**Required task**
Read the lines that follow and pick out every one containing the word "사망자수".

--- start Extracted material ---

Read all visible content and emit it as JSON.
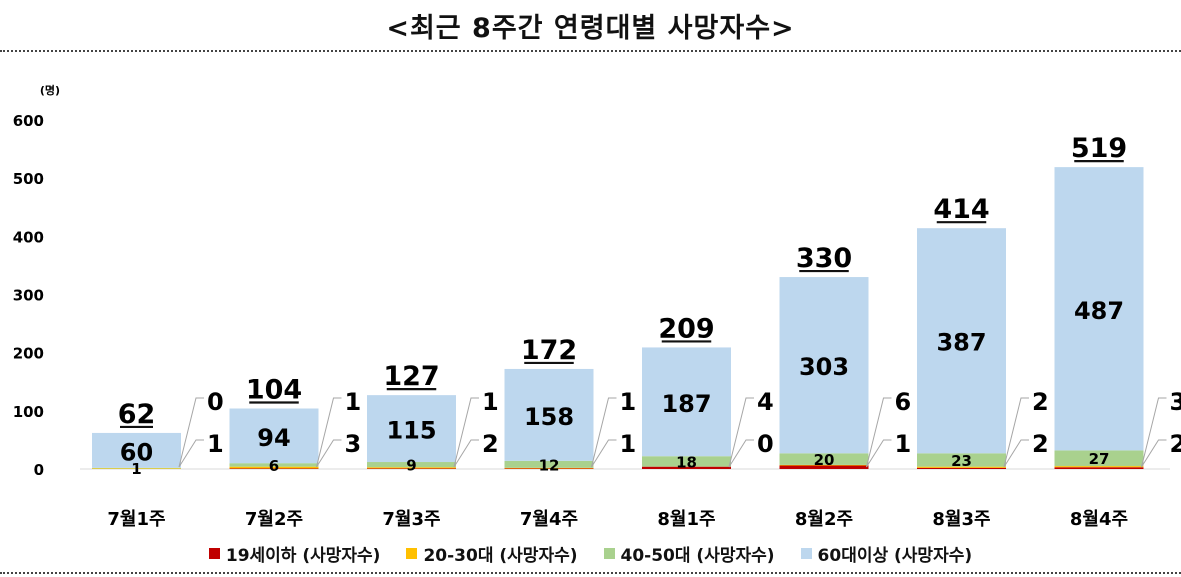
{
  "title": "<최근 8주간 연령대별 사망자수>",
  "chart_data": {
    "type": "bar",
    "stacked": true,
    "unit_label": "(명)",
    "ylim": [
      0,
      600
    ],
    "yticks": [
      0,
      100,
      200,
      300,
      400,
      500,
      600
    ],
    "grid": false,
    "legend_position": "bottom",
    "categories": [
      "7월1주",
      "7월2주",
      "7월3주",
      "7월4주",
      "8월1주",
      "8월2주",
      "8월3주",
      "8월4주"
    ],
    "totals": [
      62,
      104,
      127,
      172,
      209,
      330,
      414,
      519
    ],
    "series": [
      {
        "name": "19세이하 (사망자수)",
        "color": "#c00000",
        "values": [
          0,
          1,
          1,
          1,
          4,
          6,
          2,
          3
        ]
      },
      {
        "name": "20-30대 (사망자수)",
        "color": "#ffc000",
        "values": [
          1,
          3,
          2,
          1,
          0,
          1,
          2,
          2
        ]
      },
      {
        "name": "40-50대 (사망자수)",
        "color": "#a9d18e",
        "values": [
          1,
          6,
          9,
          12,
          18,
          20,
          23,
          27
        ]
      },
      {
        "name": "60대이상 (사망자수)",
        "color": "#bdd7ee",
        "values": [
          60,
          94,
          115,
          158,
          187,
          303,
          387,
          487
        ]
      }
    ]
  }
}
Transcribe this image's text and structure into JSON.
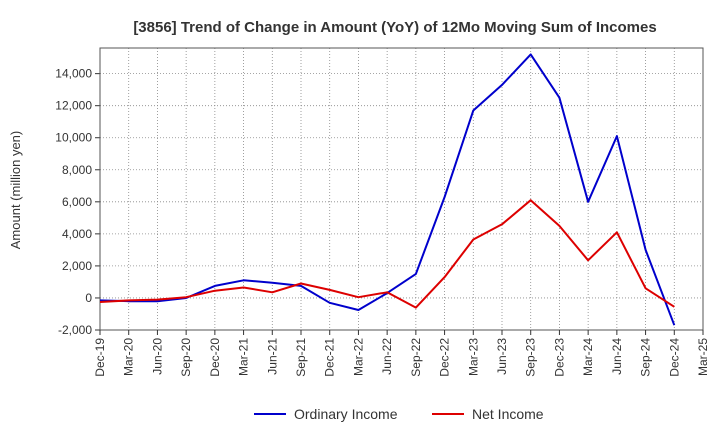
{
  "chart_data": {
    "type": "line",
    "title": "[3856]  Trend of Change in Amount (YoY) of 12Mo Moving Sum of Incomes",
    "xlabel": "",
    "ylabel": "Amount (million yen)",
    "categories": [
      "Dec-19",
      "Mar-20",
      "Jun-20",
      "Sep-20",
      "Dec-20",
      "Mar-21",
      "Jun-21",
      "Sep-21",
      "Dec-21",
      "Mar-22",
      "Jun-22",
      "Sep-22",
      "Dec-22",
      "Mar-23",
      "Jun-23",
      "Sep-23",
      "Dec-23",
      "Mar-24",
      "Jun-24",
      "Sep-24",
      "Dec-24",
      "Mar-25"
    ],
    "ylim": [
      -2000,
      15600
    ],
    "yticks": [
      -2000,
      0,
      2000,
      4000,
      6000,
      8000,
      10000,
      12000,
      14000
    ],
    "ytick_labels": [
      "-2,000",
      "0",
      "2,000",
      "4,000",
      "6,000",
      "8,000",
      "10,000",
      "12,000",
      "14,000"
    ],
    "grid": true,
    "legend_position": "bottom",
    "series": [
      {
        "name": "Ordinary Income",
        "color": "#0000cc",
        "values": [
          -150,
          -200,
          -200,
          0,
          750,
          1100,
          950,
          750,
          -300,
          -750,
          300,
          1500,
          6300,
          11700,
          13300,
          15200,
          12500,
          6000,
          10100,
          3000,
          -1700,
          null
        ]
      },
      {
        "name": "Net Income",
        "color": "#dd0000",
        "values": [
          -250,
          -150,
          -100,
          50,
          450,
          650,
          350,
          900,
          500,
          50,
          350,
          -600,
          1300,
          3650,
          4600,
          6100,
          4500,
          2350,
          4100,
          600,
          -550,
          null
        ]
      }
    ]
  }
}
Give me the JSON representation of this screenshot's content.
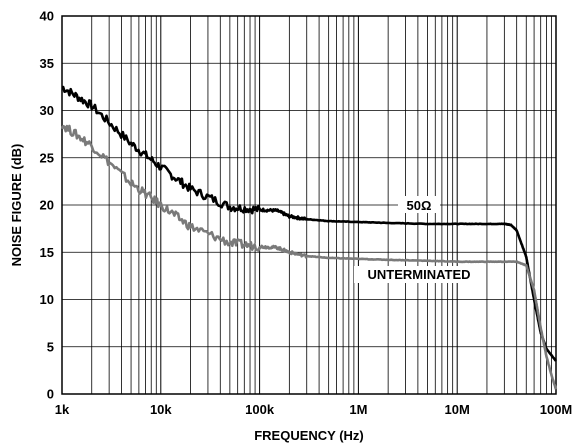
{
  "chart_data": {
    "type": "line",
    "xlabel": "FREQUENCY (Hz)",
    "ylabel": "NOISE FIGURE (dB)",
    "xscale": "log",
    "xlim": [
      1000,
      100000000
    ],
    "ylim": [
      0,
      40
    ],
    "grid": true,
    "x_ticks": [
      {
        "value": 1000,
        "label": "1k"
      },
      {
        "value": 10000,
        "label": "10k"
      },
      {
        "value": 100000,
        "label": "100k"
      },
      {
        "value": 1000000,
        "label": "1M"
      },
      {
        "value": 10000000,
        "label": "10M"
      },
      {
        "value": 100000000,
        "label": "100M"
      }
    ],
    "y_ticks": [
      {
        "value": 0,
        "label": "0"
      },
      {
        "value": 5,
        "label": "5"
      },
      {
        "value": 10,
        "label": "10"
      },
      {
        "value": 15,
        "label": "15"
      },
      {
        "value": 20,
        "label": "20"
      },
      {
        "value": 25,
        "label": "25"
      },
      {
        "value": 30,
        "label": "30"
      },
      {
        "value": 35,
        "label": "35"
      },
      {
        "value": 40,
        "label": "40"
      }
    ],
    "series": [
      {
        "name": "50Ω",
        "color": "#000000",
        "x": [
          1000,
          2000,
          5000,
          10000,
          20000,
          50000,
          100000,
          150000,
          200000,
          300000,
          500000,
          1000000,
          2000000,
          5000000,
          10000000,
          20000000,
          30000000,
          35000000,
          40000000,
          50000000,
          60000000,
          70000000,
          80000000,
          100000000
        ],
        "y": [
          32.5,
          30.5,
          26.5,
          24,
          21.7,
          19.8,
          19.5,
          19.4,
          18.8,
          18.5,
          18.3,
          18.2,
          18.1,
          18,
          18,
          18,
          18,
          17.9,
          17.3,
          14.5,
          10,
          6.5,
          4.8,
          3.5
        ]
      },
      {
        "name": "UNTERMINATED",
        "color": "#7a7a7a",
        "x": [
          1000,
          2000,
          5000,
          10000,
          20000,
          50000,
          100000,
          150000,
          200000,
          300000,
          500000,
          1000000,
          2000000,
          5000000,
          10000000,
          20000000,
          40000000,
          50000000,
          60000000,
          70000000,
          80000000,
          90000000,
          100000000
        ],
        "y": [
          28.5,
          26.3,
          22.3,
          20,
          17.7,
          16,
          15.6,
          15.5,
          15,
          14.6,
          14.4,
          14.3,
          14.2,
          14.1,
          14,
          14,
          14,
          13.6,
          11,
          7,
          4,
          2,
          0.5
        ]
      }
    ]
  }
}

--- end Extracted material ---
--- start Extracted material ---

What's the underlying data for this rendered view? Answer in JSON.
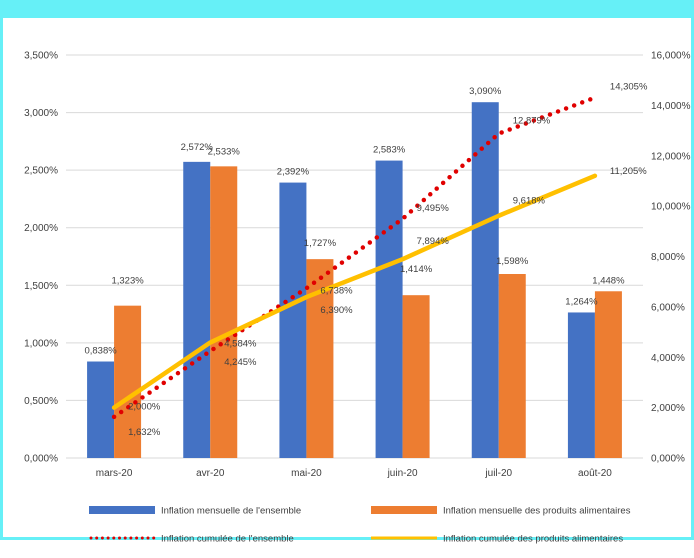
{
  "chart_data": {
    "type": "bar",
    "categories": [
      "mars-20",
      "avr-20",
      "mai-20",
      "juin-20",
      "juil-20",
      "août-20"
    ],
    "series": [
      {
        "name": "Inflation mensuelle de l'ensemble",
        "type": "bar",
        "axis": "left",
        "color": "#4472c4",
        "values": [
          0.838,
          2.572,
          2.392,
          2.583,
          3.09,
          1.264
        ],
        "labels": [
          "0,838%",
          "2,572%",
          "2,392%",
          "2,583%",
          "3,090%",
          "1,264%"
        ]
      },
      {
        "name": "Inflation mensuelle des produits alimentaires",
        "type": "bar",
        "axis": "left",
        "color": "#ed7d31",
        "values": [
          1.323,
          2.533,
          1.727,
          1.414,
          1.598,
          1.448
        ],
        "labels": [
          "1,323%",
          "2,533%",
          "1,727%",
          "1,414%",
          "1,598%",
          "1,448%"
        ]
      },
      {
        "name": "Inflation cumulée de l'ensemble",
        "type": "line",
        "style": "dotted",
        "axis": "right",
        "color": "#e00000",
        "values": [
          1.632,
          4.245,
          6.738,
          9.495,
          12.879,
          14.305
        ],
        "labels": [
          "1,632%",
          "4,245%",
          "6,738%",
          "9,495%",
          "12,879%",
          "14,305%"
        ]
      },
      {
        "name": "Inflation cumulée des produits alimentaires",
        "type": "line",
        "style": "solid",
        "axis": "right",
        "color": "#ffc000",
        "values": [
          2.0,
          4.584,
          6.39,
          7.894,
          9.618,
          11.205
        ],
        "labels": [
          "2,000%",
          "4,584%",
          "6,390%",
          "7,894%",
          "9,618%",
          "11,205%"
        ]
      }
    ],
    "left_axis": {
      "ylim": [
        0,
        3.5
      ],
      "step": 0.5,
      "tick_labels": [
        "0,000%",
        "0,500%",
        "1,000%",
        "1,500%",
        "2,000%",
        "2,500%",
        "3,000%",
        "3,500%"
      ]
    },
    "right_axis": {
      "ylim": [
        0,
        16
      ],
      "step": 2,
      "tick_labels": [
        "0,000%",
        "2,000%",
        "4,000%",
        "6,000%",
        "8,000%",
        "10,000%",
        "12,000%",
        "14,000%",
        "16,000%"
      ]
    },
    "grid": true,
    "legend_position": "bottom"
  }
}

--- end Extracted material ---

**Output**
  "title": "<최근 8주간 연령대별 사망자수>",
        "name": "19세이하 (사망자수)",
        "name": "20-30대 (사망자수)",
        "name": "40-50대 (사망자수)",
        "name": "60대이상 (사망자수)",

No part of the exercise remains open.